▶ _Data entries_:
--- BEGIN ---

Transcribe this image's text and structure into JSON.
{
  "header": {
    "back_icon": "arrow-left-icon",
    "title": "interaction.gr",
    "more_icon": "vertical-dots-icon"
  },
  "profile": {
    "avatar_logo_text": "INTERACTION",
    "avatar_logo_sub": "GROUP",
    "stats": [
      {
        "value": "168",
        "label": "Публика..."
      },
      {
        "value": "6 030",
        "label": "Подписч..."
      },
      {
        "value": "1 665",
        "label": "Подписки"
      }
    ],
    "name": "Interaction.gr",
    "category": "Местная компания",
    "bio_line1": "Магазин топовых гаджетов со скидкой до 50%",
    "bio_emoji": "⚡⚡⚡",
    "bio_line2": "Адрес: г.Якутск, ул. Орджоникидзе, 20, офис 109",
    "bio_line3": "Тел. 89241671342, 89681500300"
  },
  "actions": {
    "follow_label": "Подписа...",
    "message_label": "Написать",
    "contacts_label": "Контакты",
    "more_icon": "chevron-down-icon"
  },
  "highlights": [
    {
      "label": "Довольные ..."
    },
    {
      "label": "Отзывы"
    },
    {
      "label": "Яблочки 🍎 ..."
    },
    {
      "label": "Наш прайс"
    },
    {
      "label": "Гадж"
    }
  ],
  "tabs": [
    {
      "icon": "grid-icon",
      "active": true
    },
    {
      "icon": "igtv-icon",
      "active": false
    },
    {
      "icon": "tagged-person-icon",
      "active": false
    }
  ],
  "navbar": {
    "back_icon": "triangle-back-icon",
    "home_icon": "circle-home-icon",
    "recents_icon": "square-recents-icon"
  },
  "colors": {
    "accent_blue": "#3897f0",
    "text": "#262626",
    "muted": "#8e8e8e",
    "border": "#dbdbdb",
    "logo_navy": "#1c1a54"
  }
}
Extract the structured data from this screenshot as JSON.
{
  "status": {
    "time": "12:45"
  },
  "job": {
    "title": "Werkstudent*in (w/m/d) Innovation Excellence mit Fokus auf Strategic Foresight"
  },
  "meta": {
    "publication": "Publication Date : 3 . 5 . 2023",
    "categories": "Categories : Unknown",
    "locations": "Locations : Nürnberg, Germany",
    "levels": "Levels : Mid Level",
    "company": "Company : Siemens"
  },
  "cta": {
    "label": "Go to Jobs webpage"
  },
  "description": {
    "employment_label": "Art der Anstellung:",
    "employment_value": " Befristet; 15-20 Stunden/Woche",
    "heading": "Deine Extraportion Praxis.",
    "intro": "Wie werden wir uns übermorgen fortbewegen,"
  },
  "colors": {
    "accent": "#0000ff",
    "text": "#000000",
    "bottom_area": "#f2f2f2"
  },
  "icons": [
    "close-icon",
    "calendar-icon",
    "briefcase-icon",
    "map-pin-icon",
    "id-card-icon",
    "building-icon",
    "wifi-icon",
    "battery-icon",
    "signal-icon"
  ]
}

--- END ---

▶ _GIVEN INSTRUCTION_:
Extract, unchanged, the closing run of lines that opens with the line containing "Extract the structured" and ends with the last line.

▶ _EXERCISE OUTPUT_:
Extract the structured data from this screenshot as JSON.
{
  "status": {
    "time": "12:45"
  },
  "job": {
    "title": "Werkstudent*in (w/m/d) Innovation Excellence mit Fokus auf Strategic Foresight"
  },
  "meta": {
    "publication": "Publication Date : 3 . 5 . 2023",
    "categories": "Categories : Unknown",
    "locations": "Locations : Nürnberg, Germany",
    "levels": "Levels : Mid Level",
    "company": "Company : Siemens"
  },
  "cta": {
    "label": "Go to Jobs webpage"
  },
  "description": {
    "employment_label": "Art der Anstellung:",
    "employment_value": " Befristet; 15-20 Stunden/Woche",
    "heading": "Deine Extraportion Praxis.",
    "intro": "Wie werden wir uns übermorgen fortbewegen,"
  },
  "colors": {
    "accent": "#0000ff",
    "text": "#000000",
    "bottom_area": "#f2f2f2"
  },
  "icons": [
    "close-icon",
    "calendar-icon",
    "briefcase-icon",
    "map-pin-icon",
    "id-card-icon",
    "building-icon",
    "wifi-icon",
    "battery-icon",
    "signal-icon"
  ]
}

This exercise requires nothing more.